YOUR OBJECTIVE
State how many lines of the entries include the string "Sales", please, leaving out everything but the number.

Dataset rows about figures:
>> Start

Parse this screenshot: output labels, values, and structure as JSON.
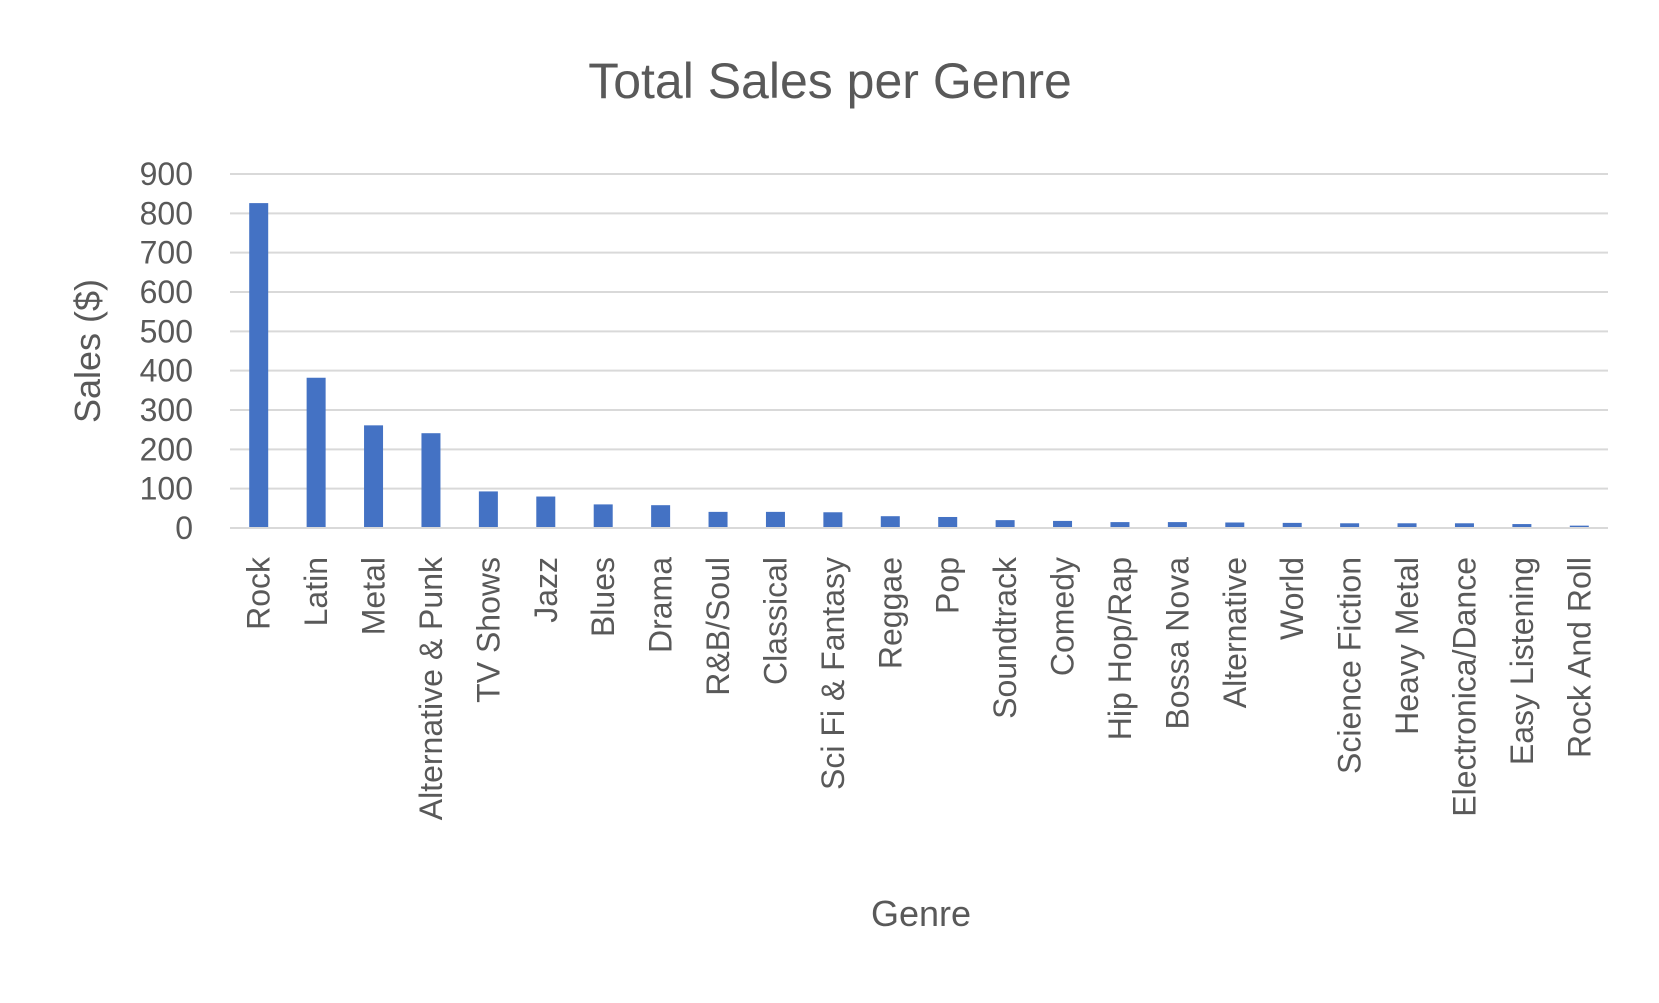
{
  "chart_data": {
    "type": "bar",
    "title": "Total Sales per Genre",
    "xlabel": "Genre",
    "ylabel": "Sales ($)",
    "ylim": [
      0,
      900
    ],
    "yticks": [
      "0",
      "100",
      "200",
      "300",
      "400",
      "500",
      "600",
      "700",
      "800",
      "900"
    ],
    "grid": true,
    "legend": "none",
    "bar_color": "#4472C4",
    "gridline_color": "#D9D9D9",
    "text_color": "#595959",
    "categories": [
      "Rock",
      "Latin",
      "Metal",
      "Alternative & Punk",
      "TV Shows",
      "Jazz",
      "Blues",
      "Drama",
      "R&B/Soul",
      "Classical",
      "Sci Fi & Fantasy",
      "Reggae",
      "Pop",
      "Soundtrack",
      "Comedy",
      "Hip Hop/Rap",
      "Bossa Nova",
      "Alternative",
      "World",
      "Science Fiction",
      "Heavy Metal",
      "Electronica/Dance",
      "Easy Listening",
      "Rock And Roll"
    ],
    "values": [
      826,
      382,
      261,
      241,
      93,
      80,
      60,
      58,
      41,
      41,
      40,
      30,
      28,
      20,
      18,
      15,
      15,
      14,
      13,
      12,
      12,
      12,
      10,
      6
    ]
  }
}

>> End

TASK RESULT
2